**** Data excerpts ****

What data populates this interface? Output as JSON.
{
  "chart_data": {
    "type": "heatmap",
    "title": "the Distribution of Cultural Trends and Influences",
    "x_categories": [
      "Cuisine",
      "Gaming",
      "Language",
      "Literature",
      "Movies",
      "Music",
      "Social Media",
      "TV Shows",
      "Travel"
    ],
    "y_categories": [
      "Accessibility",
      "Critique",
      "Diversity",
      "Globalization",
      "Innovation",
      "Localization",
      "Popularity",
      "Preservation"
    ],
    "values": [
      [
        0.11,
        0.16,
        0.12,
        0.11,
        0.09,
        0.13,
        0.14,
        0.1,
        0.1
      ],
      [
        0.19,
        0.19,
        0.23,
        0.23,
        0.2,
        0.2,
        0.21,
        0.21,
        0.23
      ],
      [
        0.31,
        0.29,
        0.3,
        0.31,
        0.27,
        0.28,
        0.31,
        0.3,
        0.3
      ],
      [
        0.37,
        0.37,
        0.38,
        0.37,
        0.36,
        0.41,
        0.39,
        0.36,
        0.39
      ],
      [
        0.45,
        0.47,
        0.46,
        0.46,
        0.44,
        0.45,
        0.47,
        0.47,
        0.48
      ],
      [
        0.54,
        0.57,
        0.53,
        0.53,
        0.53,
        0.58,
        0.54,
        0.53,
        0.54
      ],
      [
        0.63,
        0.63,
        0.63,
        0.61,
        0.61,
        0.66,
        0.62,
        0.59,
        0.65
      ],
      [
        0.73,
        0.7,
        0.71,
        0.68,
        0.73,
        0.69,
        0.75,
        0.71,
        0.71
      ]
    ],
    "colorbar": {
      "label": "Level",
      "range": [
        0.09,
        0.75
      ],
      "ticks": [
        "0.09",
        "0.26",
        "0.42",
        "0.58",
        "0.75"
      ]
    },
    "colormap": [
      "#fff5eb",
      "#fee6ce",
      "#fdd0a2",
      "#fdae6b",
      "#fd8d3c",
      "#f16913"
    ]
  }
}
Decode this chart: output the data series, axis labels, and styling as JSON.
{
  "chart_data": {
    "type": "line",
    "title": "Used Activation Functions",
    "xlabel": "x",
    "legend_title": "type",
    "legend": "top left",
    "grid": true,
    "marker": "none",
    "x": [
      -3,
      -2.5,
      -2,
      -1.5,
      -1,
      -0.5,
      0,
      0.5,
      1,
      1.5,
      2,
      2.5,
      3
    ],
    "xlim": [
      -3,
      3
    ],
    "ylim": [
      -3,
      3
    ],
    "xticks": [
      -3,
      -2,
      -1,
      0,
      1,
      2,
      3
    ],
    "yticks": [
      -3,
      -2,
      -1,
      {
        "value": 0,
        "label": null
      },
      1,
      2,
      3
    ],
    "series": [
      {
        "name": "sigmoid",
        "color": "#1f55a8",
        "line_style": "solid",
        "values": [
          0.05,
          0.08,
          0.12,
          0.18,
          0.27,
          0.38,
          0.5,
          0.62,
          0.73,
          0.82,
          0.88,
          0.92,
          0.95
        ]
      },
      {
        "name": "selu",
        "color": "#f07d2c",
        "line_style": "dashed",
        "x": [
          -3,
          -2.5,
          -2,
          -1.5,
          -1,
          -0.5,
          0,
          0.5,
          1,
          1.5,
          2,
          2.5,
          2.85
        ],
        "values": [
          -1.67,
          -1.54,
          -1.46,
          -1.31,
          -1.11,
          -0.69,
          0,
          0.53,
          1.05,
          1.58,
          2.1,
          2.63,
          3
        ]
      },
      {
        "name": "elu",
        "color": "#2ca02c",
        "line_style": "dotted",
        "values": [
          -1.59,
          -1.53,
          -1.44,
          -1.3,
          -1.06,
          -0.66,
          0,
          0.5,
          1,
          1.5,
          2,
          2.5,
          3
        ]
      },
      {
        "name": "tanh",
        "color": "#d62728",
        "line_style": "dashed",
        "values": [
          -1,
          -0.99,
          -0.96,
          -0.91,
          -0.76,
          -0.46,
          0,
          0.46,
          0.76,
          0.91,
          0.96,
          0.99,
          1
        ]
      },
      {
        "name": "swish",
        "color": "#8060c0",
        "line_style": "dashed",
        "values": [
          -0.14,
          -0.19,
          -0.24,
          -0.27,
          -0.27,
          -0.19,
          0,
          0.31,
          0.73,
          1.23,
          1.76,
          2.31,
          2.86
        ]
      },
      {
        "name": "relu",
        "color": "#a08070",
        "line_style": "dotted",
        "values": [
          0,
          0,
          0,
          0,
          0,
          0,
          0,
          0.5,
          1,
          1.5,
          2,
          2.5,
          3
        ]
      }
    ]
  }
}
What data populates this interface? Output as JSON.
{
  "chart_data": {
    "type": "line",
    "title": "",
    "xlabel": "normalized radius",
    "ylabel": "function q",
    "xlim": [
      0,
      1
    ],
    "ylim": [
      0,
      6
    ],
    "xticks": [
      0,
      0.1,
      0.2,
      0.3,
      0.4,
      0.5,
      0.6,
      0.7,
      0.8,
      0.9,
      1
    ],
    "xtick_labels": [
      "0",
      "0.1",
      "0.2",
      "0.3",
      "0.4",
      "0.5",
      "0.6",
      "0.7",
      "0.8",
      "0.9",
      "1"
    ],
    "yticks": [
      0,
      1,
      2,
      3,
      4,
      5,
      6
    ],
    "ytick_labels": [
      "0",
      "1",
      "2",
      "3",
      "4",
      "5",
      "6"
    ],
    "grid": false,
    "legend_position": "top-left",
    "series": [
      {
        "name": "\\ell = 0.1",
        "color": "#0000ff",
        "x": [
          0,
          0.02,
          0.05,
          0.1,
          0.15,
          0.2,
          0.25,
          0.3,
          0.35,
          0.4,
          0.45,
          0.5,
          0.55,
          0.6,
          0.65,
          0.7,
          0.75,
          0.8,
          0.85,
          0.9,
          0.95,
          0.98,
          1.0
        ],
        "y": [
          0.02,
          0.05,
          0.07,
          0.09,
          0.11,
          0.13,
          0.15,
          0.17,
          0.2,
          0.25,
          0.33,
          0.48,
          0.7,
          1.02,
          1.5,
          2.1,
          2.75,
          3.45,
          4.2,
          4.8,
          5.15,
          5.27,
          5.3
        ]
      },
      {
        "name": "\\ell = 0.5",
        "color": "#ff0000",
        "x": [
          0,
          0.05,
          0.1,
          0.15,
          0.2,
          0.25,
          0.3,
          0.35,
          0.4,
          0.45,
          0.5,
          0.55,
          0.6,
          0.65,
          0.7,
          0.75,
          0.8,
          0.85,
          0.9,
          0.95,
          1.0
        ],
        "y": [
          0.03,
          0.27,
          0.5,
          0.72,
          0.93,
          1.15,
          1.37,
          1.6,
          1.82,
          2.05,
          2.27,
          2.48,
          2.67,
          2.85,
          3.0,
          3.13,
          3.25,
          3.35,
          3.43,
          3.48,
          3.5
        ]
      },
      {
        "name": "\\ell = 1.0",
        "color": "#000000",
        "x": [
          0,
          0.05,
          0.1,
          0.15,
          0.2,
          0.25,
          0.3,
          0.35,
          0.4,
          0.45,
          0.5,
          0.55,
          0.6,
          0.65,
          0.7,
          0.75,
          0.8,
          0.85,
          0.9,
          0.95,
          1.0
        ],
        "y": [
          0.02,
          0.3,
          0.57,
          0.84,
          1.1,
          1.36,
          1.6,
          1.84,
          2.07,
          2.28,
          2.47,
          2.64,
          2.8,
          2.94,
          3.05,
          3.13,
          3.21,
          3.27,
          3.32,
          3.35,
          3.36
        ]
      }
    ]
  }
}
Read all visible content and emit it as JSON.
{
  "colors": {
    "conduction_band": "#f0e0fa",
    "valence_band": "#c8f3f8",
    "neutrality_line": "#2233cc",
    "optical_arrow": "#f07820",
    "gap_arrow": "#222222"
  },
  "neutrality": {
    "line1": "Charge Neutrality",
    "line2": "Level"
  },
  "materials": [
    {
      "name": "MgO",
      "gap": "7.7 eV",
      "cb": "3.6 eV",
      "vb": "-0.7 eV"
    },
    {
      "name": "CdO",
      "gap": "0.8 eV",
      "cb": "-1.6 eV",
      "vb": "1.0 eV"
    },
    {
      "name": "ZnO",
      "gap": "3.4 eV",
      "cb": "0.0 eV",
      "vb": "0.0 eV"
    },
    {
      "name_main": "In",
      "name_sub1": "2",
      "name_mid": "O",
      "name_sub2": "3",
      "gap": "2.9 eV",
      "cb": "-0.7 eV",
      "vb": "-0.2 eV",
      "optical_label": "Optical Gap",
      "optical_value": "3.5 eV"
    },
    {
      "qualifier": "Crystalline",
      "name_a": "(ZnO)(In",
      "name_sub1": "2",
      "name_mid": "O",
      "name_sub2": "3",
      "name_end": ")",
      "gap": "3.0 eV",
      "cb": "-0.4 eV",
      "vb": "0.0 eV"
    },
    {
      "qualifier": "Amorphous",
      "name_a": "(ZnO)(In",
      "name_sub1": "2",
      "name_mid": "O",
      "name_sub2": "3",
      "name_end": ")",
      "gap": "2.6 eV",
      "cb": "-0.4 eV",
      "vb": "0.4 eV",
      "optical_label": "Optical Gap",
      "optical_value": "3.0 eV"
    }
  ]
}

****

**Your instructions**
Your task is to extract the lines running from the one with "Read all visible content and emit it as JSON." to the end of the material, inclusive, copying each exactly and adding nothing.

**Result**
Read all visible content and emit it as JSON.
{
  "colors": {
    "conduction_band": "#f0e0fa",
    "valence_band": "#c8f3f8",
    "neutrality_line": "#2233cc",
    "optical_arrow": "#f07820",
    "gap_arrow": "#222222"
  },
  "neutrality": {
    "line1": "Charge Neutrality",
    "line2": "Level"
  },
  "materials": [
    {
      "name": "MgO",
      "gap": "7.7 eV",
      "cb": "3.6 eV",
      "vb": "-0.7 eV"
    },
    {
      "name": "CdO",
      "gap": "0.8 eV",
      "cb": "-1.6 eV",
      "vb": "1.0 eV"
    },
    {
      "name": "ZnO",
      "gap": "3.4 eV",
      "cb": "0.0 eV",
      "vb": "0.0 eV"
    },
    {
      "name_main": "In",
      "name_sub1": "2",
      "name_mid": "O",
      "name_sub2": "3",
      "gap": "2.9 eV",
      "cb": "-0.7 eV",
      "vb": "-0.2 eV",
      "optical_label": "Optical Gap",
      "optical_value": "3.5 eV"
    },
    {
      "qualifier": "Crystalline",
      "name_a": "(ZnO)(In",
      "name_sub1": "2",
      "name_mid": "O",
      "name_sub2": "3",
      "name_end": ")",
      "gap": "3.0 eV",
      "cb": "-0.4 eV",
      "vb": "0.0 eV"
    },
    {
      "qualifier": "Amorphous",
      "name_a": "(ZnO)(In",
      "name_sub1": "2",
      "name_mid": "O",
      "name_sub2": "3",
      "name_end": ")",
      "gap": "2.6 eV",
      "cb": "-0.4 eV",
      "vb": "0.4 eV",
      "optical_label": "Optical Gap",
      "optical_value": "3.0 eV"
    }
  ]
}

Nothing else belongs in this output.